WHAT YOU HAVE TO DO:
From the listing below, extract each entry exactly as written, minus the images.

Data entries for graphics
+++

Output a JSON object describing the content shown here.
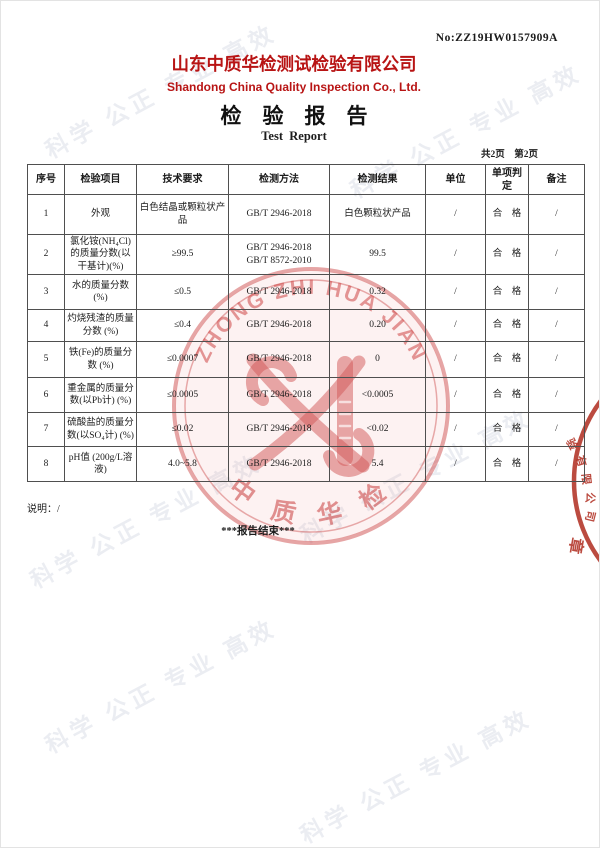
{
  "page": {
    "report_no": "No:ZZ19HW0157909A",
    "company_cn": "山东中质华检测试检验有限公司",
    "company_en": "Shandong China Quality Inspection Co., Ltd.",
    "title_cn": "检　验　报　告",
    "title_en": "Test  Report",
    "pagination": "共2页　第2页",
    "note": "说明：/",
    "end_text": "***报告结束***"
  },
  "colors": {
    "accent_red": "#b81414",
    "seal_red": "#cf5b5b",
    "stamp_red": "#b23226",
    "watermark_gray": "#b6c0d2"
  },
  "watermark": {
    "text": "科学 公正 专业 高效"
  },
  "seal": {
    "arc_text": "ZHONG ZHI HUA JIAN",
    "bottom_text": "中 质 华 检"
  },
  "edge_stamp": {
    "chars": [
      "验",
      "有",
      "限",
      "公",
      "司"
    ],
    "big_char": "章"
  },
  "table": {
    "headers": [
      "序号",
      "检验项目",
      "技术要求",
      "检测方法",
      "检测结果",
      "单位",
      "单项判定",
      "备注"
    ],
    "rows": [
      [
        "1",
        "外观",
        "白色结晶或颗粒状产品",
        "GB/T 2946-2018",
        "白色颗粒状产品",
        "/",
        "合　格",
        "/"
      ],
      [
        "2",
        "氯化铵(NH₄Cl)的质量分数(以干基计)(%)",
        "≥99.5",
        "GB/T 2946-2018\nGB/T 8572-2010",
        "99.5",
        "/",
        "合　格",
        "/"
      ],
      [
        "3",
        "水的质量分数 (%)",
        "≤0.5",
        "GB/T 2946-2018",
        "0.32",
        "/",
        "合　格",
        "/"
      ],
      [
        "4",
        "灼烧残渣的质量分数 (%)",
        "≤0.4",
        "GB/T 2946-2018",
        "0.20",
        "/",
        "合　格",
        "/"
      ],
      [
        "5",
        "铁(Fe)的质量分数 (%)",
        "≤0.0007",
        "GB/T 2946-2018",
        "0",
        "/",
        "合　格",
        "/"
      ],
      [
        "6",
        "重金属的质量分数(以Pb计) (%)",
        "≤0.0005",
        "GB/T 2946-2018",
        "<0.0005",
        "/",
        "合　格",
        "/"
      ],
      [
        "7",
        "硫酸盐的质量分数(以SO₄计) (%)",
        "≤0.02",
        "GB/T 2946-2018",
        "<0.02",
        "/",
        "合　格",
        "/"
      ],
      [
        "8",
        "pH值 (200g/L溶液)",
        "4.0~5.8",
        "GB/T 2946-2018",
        "5.4",
        "/",
        "合　格",
        "/"
      ]
    ]
  }
}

+++

RIGHT ANSWER:
Output a JSON object describing the content shown here.
{
  "page": {
    "report_no": "No:ZZ19HW0157909A",
    "company_cn": "山东中质华检测试检验有限公司",
    "company_en": "Shandong China Quality Inspection Co., Ltd.",
    "title_cn": "检　验　报　告",
    "title_en": "Test  Report",
    "pagination": "共2页　第2页",
    "note": "说明：/",
    "end_text": "***报告结束***"
  },
  "colors": {
    "accent_red": "#b81414",
    "seal_red": "#cf5b5b",
    "stamp_red": "#b23226",
    "watermark_gray": "#b6c0d2"
  },
  "watermark": {
    "text": "科学 公正 专业 高效"
  },
  "seal": {
    "arc_text": "ZHONG ZHI HUA JIAN",
    "bottom_text": "中 质 华 检"
  },
  "edge_stamp": {
    "chars": [
      "验",
      "有",
      "限",
      "公",
      "司"
    ],
    "big_char": "章"
  },
  "table": {
    "headers": [
      "序号",
      "检验项目",
      "技术要求",
      "检测方法",
      "检测结果",
      "单位",
      "单项判定",
      "备注"
    ],
    "rows": [
      [
        "1",
        "外观",
        "白色结晶或颗粒状产品",
        "GB/T 2946-2018",
        "白色颗粒状产品",
        "/",
        "合　格",
        "/"
      ],
      [
        "2",
        "氯化铵(NH₄Cl)的质量分数(以干基计)(%)",
        "≥99.5",
        "GB/T 2946-2018\nGB/T 8572-2010",
        "99.5",
        "/",
        "合　格",
        "/"
      ],
      [
        "3",
        "水的质量分数 (%)",
        "≤0.5",
        "GB/T 2946-2018",
        "0.32",
        "/",
        "合　格",
        "/"
      ],
      [
        "4",
        "灼烧残渣的质量分数 (%)",
        "≤0.4",
        "GB/T 2946-2018",
        "0.20",
        "/",
        "合　格",
        "/"
      ],
      [
        "5",
        "铁(Fe)的质量分数 (%)",
        "≤0.0007",
        "GB/T 2946-2018",
        "0",
        "/",
        "合　格",
        "/"
      ],
      [
        "6",
        "重金属的质量分数(以Pb计) (%)",
        "≤0.0005",
        "GB/T 2946-2018",
        "<0.0005",
        "/",
        "合　格",
        "/"
      ],
      [
        "7",
        "硫酸盐的质量分数(以SO₄计) (%)",
        "≤0.02",
        "GB/T 2946-2018",
        "<0.02",
        "/",
        "合　格",
        "/"
      ],
      [
        "8",
        "pH值 (200g/L溶液)",
        "4.0~5.8",
        "GB/T 2946-2018",
        "5.4",
        "/",
        "合　格",
        "/"
      ]
    ]
  }
}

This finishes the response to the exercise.